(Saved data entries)
--- Begin ---

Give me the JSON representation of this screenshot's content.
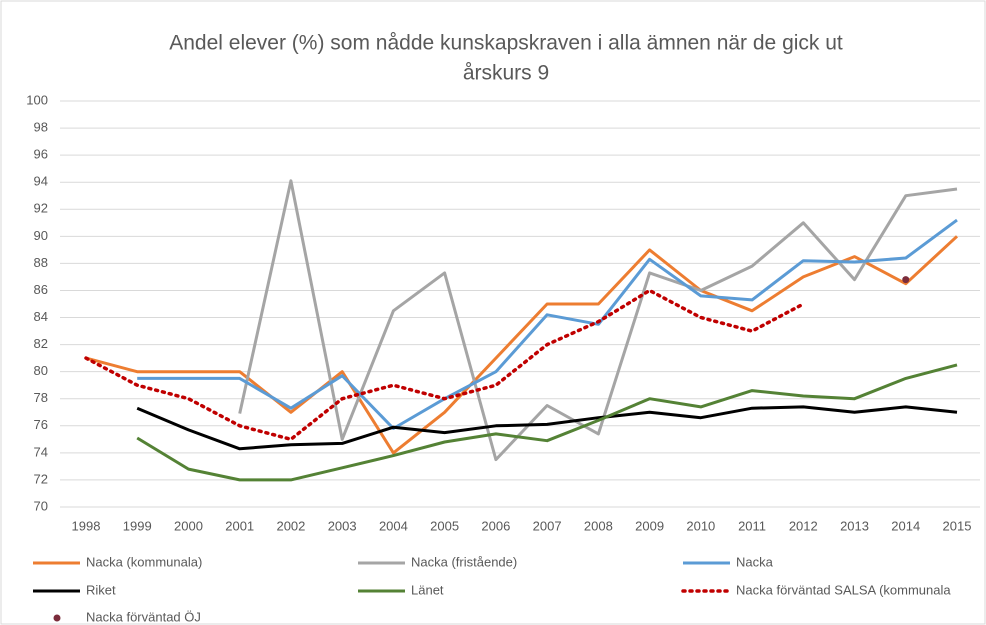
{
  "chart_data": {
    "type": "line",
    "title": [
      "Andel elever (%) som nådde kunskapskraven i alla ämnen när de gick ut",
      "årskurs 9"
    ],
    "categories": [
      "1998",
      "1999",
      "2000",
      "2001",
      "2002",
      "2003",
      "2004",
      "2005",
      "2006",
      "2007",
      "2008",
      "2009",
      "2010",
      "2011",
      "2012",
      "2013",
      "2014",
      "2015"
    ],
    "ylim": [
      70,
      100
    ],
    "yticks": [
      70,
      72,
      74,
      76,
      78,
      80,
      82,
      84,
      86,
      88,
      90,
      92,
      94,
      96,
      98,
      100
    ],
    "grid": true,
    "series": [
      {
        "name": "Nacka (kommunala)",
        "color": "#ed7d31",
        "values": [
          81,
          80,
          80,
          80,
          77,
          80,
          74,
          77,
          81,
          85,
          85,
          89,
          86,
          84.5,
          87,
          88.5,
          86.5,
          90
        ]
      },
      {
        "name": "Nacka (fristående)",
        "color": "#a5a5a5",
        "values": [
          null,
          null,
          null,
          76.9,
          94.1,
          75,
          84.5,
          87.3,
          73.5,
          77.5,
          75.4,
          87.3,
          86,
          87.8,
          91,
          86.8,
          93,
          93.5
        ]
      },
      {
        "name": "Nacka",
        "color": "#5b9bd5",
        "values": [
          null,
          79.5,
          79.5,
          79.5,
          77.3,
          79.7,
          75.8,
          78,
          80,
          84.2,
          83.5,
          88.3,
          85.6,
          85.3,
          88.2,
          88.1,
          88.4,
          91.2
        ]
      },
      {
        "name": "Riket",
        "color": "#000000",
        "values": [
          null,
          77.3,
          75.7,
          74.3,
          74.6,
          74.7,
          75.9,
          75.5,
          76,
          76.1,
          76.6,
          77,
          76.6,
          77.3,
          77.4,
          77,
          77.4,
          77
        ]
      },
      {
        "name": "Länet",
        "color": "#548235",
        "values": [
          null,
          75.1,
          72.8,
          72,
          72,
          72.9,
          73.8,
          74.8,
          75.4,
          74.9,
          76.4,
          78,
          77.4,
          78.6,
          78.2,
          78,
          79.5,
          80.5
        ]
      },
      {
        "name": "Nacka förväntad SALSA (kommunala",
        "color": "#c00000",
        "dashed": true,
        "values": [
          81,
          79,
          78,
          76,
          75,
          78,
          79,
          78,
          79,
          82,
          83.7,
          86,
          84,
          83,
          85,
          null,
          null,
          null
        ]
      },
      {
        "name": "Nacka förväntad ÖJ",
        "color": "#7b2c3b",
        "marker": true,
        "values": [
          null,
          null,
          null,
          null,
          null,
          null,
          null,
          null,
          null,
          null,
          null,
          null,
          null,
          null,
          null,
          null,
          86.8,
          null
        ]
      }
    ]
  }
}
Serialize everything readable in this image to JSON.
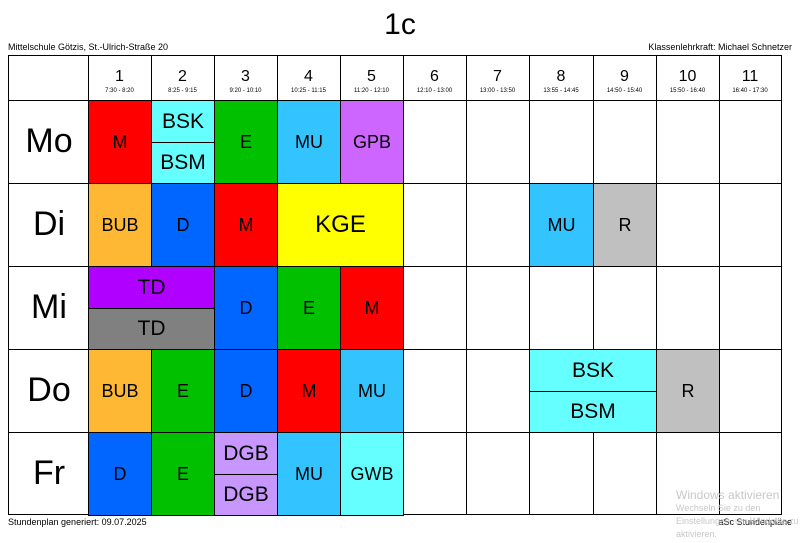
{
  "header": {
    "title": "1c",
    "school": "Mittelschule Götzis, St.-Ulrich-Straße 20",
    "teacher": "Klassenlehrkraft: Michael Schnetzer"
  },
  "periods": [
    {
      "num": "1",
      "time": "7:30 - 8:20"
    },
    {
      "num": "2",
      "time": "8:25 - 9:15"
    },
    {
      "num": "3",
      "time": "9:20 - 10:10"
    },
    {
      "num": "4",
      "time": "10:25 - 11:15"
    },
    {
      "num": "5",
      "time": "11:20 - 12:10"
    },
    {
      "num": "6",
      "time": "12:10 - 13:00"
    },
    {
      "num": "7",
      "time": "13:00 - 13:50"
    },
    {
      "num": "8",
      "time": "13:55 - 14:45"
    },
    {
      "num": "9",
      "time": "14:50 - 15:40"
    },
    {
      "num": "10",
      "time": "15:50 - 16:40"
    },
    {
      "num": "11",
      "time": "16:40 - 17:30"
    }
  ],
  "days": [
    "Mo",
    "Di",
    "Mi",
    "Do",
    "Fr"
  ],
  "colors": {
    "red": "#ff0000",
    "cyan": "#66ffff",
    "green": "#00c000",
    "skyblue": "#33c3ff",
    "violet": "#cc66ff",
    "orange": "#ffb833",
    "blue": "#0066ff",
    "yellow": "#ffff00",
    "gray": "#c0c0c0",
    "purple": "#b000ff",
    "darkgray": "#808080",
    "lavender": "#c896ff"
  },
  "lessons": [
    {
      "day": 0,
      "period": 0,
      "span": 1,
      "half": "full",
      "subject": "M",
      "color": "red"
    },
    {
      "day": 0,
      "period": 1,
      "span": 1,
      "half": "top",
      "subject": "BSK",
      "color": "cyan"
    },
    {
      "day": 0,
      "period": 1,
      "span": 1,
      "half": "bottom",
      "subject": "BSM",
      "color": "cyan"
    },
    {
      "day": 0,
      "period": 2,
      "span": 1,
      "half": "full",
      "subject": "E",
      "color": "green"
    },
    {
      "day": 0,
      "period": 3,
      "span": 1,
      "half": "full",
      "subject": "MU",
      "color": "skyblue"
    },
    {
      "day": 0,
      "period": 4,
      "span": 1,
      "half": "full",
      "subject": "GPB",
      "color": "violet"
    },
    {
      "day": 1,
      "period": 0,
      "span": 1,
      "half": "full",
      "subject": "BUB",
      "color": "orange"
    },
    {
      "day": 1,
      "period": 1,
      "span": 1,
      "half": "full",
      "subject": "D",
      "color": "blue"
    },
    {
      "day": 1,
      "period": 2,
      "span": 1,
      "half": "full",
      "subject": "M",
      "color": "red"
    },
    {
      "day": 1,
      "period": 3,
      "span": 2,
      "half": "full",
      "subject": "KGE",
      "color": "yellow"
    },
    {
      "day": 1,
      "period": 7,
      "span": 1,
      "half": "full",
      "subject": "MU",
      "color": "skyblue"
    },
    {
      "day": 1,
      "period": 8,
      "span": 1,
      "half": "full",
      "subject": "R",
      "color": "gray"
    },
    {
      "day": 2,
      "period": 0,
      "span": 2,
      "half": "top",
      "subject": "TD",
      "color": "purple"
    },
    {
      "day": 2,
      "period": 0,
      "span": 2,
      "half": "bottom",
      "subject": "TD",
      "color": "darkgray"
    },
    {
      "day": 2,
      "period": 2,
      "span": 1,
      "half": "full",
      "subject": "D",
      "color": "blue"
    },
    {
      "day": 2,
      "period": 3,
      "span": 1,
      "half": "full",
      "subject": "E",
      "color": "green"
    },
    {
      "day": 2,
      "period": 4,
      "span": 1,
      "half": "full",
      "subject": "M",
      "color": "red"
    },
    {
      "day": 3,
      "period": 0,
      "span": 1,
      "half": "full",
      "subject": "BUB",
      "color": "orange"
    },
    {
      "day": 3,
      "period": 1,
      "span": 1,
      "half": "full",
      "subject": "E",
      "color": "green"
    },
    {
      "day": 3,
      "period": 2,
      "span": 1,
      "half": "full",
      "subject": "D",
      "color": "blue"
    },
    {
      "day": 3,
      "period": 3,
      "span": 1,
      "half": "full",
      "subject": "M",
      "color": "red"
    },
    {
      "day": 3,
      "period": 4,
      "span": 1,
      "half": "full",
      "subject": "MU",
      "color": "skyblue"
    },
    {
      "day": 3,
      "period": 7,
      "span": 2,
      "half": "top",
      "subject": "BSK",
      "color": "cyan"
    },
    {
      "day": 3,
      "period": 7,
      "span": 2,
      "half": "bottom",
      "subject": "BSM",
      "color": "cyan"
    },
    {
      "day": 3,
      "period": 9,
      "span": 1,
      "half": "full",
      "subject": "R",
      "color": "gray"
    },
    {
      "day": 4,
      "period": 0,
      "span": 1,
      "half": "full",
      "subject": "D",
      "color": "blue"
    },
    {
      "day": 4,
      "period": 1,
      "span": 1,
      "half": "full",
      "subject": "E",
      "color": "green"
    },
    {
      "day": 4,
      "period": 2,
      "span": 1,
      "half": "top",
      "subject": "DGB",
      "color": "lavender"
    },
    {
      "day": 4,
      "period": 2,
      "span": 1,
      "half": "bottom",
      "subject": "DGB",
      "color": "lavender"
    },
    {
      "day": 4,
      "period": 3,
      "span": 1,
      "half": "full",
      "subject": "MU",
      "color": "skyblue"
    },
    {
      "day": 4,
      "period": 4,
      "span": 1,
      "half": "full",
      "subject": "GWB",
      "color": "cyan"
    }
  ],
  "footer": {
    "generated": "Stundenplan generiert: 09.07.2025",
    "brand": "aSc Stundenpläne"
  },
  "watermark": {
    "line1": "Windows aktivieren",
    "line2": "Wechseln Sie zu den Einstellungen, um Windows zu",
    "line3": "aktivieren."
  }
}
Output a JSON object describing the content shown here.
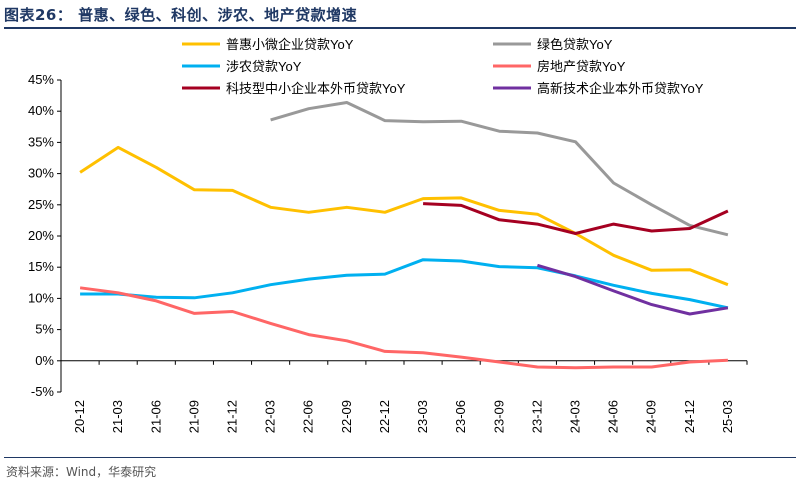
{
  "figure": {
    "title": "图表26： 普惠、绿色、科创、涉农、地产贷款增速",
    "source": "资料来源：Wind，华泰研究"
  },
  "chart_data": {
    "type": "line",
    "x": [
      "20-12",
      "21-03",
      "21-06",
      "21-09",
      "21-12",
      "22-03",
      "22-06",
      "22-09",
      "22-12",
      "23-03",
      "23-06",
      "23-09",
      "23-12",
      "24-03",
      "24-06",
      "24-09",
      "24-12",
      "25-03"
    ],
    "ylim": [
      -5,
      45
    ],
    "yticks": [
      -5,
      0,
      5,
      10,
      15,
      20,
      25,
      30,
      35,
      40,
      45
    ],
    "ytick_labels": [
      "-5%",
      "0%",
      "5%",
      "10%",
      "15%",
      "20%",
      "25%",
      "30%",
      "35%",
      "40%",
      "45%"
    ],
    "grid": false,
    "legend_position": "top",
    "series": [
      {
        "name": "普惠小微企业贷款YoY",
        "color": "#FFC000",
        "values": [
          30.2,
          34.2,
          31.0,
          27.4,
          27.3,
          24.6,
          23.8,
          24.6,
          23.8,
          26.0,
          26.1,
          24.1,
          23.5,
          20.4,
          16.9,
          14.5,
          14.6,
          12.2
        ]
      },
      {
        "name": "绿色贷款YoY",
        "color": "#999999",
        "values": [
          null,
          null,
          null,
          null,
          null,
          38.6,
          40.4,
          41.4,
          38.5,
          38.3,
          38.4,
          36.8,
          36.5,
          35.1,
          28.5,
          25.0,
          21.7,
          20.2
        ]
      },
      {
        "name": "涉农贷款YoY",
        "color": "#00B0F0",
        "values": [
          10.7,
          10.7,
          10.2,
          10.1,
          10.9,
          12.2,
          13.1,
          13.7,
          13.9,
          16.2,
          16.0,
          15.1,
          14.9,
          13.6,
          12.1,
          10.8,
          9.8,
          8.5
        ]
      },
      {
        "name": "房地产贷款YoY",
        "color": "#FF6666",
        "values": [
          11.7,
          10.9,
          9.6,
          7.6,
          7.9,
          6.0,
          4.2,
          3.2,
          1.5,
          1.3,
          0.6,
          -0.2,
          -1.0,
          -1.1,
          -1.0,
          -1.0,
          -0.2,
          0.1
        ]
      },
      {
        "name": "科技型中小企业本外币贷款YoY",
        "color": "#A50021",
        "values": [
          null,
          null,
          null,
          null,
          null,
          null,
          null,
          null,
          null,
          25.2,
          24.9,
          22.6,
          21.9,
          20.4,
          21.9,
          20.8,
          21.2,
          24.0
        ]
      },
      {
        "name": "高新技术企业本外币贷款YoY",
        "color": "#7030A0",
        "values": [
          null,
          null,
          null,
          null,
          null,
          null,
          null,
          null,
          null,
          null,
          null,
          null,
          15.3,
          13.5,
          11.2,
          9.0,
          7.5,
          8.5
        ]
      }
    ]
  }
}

--- End ---

## EXERCISE BRIEF
Copy every single line of the material above that holds "kommunala".

## RESPONSE TO THE EXERCISE
        "name": "Nacka (kommunala)",
        "name": "Nacka förväntad SALSA (kommunala",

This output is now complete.